[Opening RECORDS FOR THIS EXERCISE section]

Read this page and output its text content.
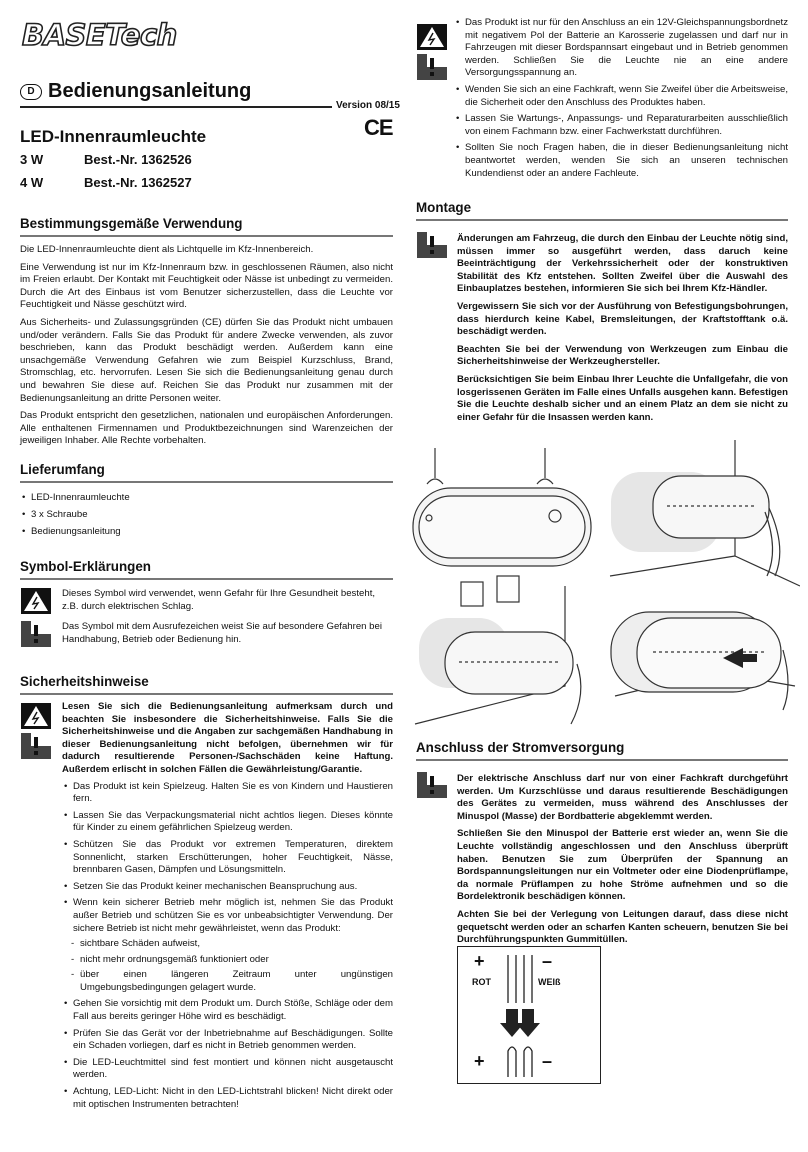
BASETech
D Bedienungsanleitung
Version 08/15
CE
LED-Innenraumleuchte
3 W	Best.-Nr. 1362526
4 W	Best.-Nr. 1362527
Bestimmungsgemäße Verwendung

Die LED-Innenraumleuchte dient als Lichtquelle im Kfz-Innenbereich.

Eine Verwendung ist nur im Kfz-Innenraum bzw. in geschlossenen Räumen, also nicht im Freien erlaubt. Der Kontakt mit Feuchtigkeit oder Nässe ist unbedingt zu vermeiden. Durch die Art des Einbaus ist vom Benutzer sicherzustellen, dass die Leuchte vor Feuchtigkeit und Nässe geschützt wird.

Aus Sicherheits- und Zulassungsgründen (CE) dürfen Sie das Produkt nicht umbauen und/oder verändern. Falls Sie das Produkt für andere Zwecke verwenden, als zuvor beschrieben, kann das Produkt beschädigt werden. Außerdem kann eine unsachgemäße Verwendung Gefahren wie zum Beispiel Kurzschluss, Brand, Stromschlag, etc. hervorrufen. Lesen Sie sich die Bedienungsanleitung genau durch und bewahren Sie diese auf. Reichen Sie das Produkt nur zusammen mit der Bedienungsanleitung an dritte Personen weiter.

Das Produkt entspricht den gesetzlichen, nationalen und europäischen Anforderungen. Alle enthaltenen Firmennamen und Produktbezeichnungen sind Warenzeichen der jeweiligen Inhaber. Alle Rechte vorbehalten.

Lieferumfang
• LED-Innenraumleuchte
• 3 x Schraube
• Bedienungsanleitung
Symbol-Erklärungen
Dieses Symbol wird verwendet, wenn Gefahr für Ihre Gesundheit besteht, z.B. durch elektrischen Schlag.
Das Symbol mit dem Ausrufezeichen weist Sie auf besondere Gefahren bei Handhabung, Betrieb oder Bedienung hin.
Sicherheitshinweise

Lesen Sie sich die Bedienungsanleitung aufmerksam durch und beachten Sie insbesondere die Sicherheitshinweise. Falls Sie die Sicherheitshinweise und die Angaben zur sachgemäßen Handhabung in dieser Bedienungsanleitung nicht befolgen, übernehmen wir für dadurch resultierende Personen-/Sachschäden keine Haftung. Außerdem erlischt in solchen Fällen die Gewährleistung/Garantie.

• Das Produkt ist kein Spielzeug. Halten Sie es von Kindern und Haustieren fern.
• Lassen Sie das Verpackungsmaterial nicht achtlos liegen. Dieses könnte für Kinder zu einem gefährlichen Spielzeug werden.
• Schützen Sie das Produkt vor extremen Temperaturen, direktem Sonnenlicht, starken Erschütterungen, hoher Feuchtigkeit, Nässe, brennbaren Gasen, Dämpfen und Lösungsmitteln.
• Setzen Sie das Produkt keiner mechanischen Beanspruchung aus.
• Wenn kein sicherer Betrieb mehr möglich ist, nehmen Sie das Produkt außer Betrieb und schützen Sie es vor unbeabsichtigter Verwendung. Der sichere Betrieb ist nicht mehr gewährleistet, wenn das Produkt:
- sichtbare Schäden aufweist,
- nicht mehr ordnungsgemäß funktioniert oder
- über einen längeren Zeitraum unter ungünstigen Umgebungsbedingungen gelagert wurde.
• Gehen Sie vorsichtig mit dem Produkt um. Durch Stöße, Schläge oder dem Fall aus bereits geringer Höhe wird es beschädigt.
• Prüfen Sie das Gerät vor der Inbetriebnahme auf Beschädigungen. Sollte ein Schaden vorliegen, darf es nicht in Betrieb genommen werden.
• Die LED-Leuchtmittel sind fest montiert und können nicht ausgetauscht werden.
• Achtung, LED-Licht: Nicht in den LED-Lichtstrahl blicken! Nicht direkt oder mit optischen Instrumenten betrachten!
• Das Produkt ist nur für den Anschluss an ein 12V-Gleichspannungsbordnetz mit negativem Pol der Batterie an Karosserie zugelassen und darf nur in Fahrzeugen mit dieser Bordspannsart eingebaut und in Betrieb genommen werden. Schließen Sie die Leuchte nie an eine andere Versorgungsspannung an.
• Wenden Sie sich an eine Fachkraft, wenn Sie Zweifel über die Arbeitsweise, die Sicherheit oder den Anschluss des Produktes haben.
• Lassen Sie Wartungs-, Anpassungs- und Reparaturarbeiten ausschließlich von einem Fachmann bzw. einer Fachwerkstatt durchführen.
• Sollten Sie noch Fragen haben, die in dieser Bedienungsanleitung nicht beantwortet werden, wenden Sie sich an unseren technischen Kundendienst oder an andere Fachleute.
Montage

Änderungen am Fahrzeug, die durch den Einbau der Leuchte nötig sind, müssen immer so ausgeführt werden, dass daruch keine Beeinträchtigung der Verkehrssicherheit oder der konstruktiven Stabilität des Kfz entstehen. Sollten Zweifel über die Auswahl des Einbauplatzes bestehen, informieren Sie sich bei Ihrem Kfz-Händler.

Vergewissern Sie sich vor der Ausführung von Befestigungsbohrungen, dass hierdurch keine Kabel, Bremsleitungen, der Kraftstofftank o.ä. beschädigt werden.

Beachten Sie bei der Verwendung von Werkzeugen zum Einbau die Sicherheitshinweise der Werkzeughersteller.

Berücksichtigen Sie beim Einbau Ihrer Leuchte die Unfallgefahr, die von losgerissenen Geräten im Falle eines Unfalls ausgehen kann. Befestigen Sie die Leuchte deshalb sicher und an einem Platz an dem sie nicht zu einer Gefahr für die Insassen werden kann.

Anschluss der Stromversorgung

Der elektrische Anschluss darf nur von einer Fachkraft durchgeführt werden. Um Kurzschlüsse und daraus resultierende Beschädigungen des Gerätes zu vermeiden, muss während des Anschlusses der Minuspol (Masse) der Bordbatterie abgeklemmt werden.

Schließen Sie den Minuspol der Batterie erst wieder an, wenn Sie die Leuchte vollständig angeschlossen und den Anschluss überprüft haben. Benutzen Sie zum Überprüfen der Spannung an Bordspannungsleitungen nur ein Voltmeter oder eine Diodenprüflampe, da normale Prüflampen zu hohe Ströme aufnehmen und so die Bordelektronik beschädigen können.

Achten Sie bei der Verlegung von Leitungen darauf, dass diese nicht gequetscht werden oder an scharfen Kanten scheuern, benutzen Sie bei Durchführungspunkten Gummitüllen.

+	–
ROT	WEIß
+	–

[Closing RECORDS FOR THIS EXERCISE section]

-- TASK INSTRUCTIONS --
For each line above that contains the word "Symbol", make a copy.

-- SOLVED PROBLEM --
Symbol-Erklärungen
Dieses Symbol wird verwendet, wenn Gefahr für Ihre Gesundheit besteht, z.B. durch elektrischen Schlag.
Das Symbol mit dem Ausrufezeichen weist Sie auf besondere Gefahren bei Handhabung, Betrieb oder Bedienung hin.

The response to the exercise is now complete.